STATED GOAL:
Omit the pictures, then reproduce every remaining record exactly.
———
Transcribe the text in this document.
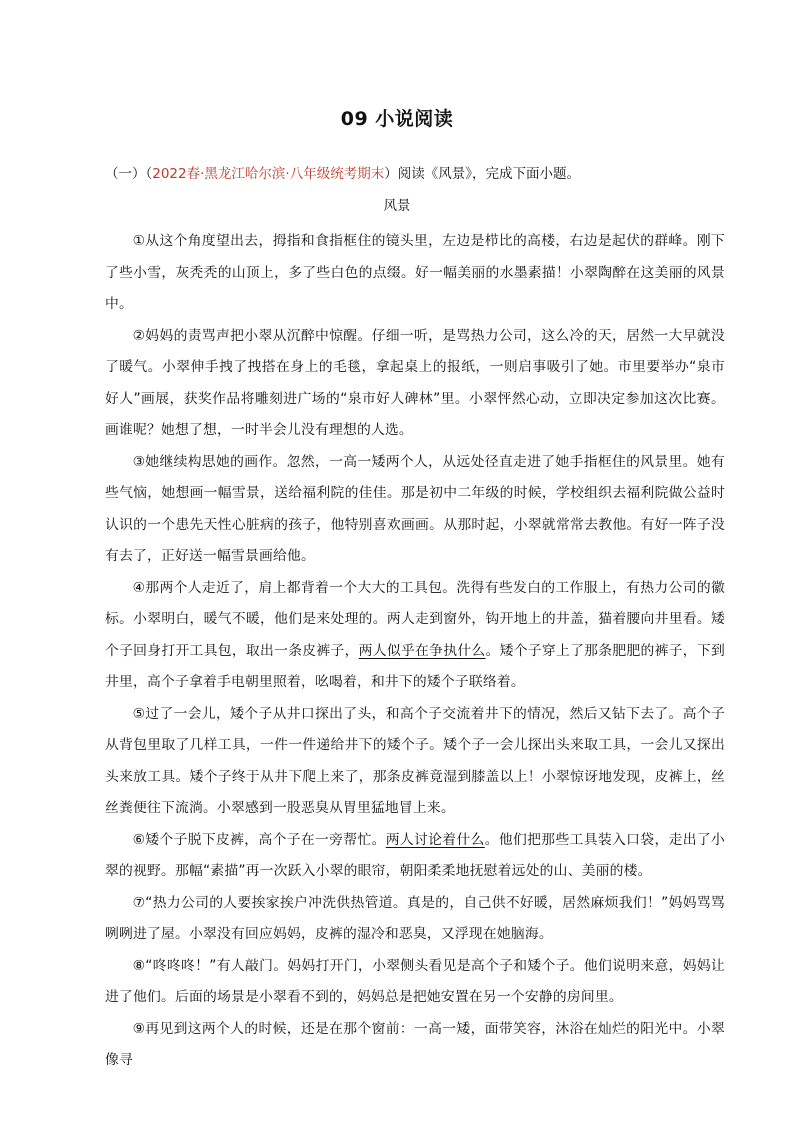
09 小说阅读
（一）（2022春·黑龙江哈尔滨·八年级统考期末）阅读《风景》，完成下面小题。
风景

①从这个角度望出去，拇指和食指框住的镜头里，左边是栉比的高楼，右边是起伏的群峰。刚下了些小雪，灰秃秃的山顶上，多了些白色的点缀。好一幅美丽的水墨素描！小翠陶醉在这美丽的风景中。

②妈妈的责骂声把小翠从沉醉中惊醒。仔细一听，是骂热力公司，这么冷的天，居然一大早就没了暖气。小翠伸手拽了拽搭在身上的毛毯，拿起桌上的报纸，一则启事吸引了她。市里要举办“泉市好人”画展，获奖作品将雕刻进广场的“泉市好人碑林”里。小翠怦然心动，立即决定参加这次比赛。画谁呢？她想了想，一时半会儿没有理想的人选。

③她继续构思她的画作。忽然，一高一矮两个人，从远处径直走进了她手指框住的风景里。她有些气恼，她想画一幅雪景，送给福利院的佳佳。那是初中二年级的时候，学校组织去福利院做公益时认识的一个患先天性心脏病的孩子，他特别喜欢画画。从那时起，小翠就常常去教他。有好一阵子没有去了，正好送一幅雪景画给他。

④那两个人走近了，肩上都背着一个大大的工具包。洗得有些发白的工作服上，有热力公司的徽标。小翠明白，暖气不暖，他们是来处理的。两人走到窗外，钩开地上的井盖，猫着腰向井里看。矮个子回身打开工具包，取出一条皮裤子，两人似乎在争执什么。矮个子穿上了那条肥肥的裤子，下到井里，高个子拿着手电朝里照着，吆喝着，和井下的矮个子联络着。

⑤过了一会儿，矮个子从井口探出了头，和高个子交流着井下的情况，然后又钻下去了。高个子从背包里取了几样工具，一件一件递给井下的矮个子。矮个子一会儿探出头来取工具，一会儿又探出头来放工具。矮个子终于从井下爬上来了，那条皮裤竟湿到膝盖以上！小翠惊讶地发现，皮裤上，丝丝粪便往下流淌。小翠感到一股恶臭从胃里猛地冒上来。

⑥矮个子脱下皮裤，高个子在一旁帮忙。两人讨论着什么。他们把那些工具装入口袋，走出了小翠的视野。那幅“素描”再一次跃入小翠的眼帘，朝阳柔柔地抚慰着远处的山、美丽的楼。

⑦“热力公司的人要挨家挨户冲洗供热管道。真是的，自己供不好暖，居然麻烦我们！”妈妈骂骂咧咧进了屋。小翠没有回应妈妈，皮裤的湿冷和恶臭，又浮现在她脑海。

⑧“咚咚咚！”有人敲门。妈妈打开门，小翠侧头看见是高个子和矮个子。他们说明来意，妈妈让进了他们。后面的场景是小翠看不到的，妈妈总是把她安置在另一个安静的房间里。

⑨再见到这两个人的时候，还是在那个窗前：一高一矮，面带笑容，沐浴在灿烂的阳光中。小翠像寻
———
ANSWER BELOW:
Transcribe the text in this document.
09 小说阅读
（一）（2022春·黑龙江哈尔滨·八年级统考期末）阅读《风景》，完成下面小题。
风景

①从这个角度望出去，拇指和食指框住的镜头里，左边是栉比的高楼，右边是起伏的群峰。刚下了些小雪，灰秃秃的山顶上，多了些白色的点缀。好一幅美丽的水墨素描！小翠陶醉在这美丽的风景中。

②妈妈的责骂声把小翠从沉醉中惊醒。仔细一听，是骂热力公司，这么冷的天，居然一大早就没了暖气。小翠伸手拽了拽搭在身上的毛毯，拿起桌上的报纸，一则启事吸引了她。市里要举办“泉市好人”画展，获奖作品将雕刻进广场的“泉市好人碑林”里。小翠怦然心动，立即决定参加这次比赛。画谁呢？她想了想，一时半会儿没有理想的人选。

③她继续构思她的画作。忽然，一高一矮两个人，从远处径直走进了她手指框住的风景里。她有些气恼，她想画一幅雪景，送给福利院的佳佳。那是初中二年级的时候，学校组织去福利院做公益时认识的一个患先天性心脏病的孩子，他特别喜欢画画。从那时起，小翠就常常去教他。有好一阵子没有去了，正好送一幅雪景画给他。

④那两个人走近了，肩上都背着一个大大的工具包。洗得有些发白的工作服上，有热力公司的徽标。小翠明白，暖气不暖，他们是来处理的。两人走到窗外，钩开地上的井盖，猫着腰向井里看。矮个子回身打开工具包，取出一条皮裤子，两人似乎在争执什么。矮个子穿上了那条肥肥的裤子，下到井里，高个子拿着手电朝里照着，吆喝着，和井下的矮个子联络着。

⑤过了一会儿，矮个子从井口探出了头，和高个子交流着井下的情况，然后又钻下去了。高个子从背包里取了几样工具，一件一件递给井下的矮个子。矮个子一会儿探出头来取工具，一会儿又探出头来放工具。矮个子终于从井下爬上来了，那条皮裤竟湿到膝盖以上！小翠惊讶地发现，皮裤上，丝丝粪便往下流淌。小翠感到一股恶臭从胃里猛地冒上来。

⑥矮个子脱下皮裤，高个子在一旁帮忙。两人讨论着什么。他们把那些工具装入口袋，走出了小翠的视野。那幅“素描”再一次跃入小翠的眼帘，朝阳柔柔地抚慰着远处的山、美丽的楼。

⑦“热力公司的人要挨家挨户冲洗供热管道。真是的，自己供不好暖，居然麻烦我们！”妈妈骂骂咧咧进了屋。小翠没有回应妈妈，皮裤的湿冷和恶臭，又浮现在她脑海。

⑧“咚咚咚！”有人敲门。妈妈打开门，小翠侧头看见是高个子和矮个子。他们说明来意，妈妈让进了他们。后面的场景是小翠看不到的，妈妈总是把她安置在另一个安静的房间里。

⑨再见到这两个人的时候，还是在那个窗前：一高一矮，面带笑容，沐浴在灿烂的阳光中。小翠像寻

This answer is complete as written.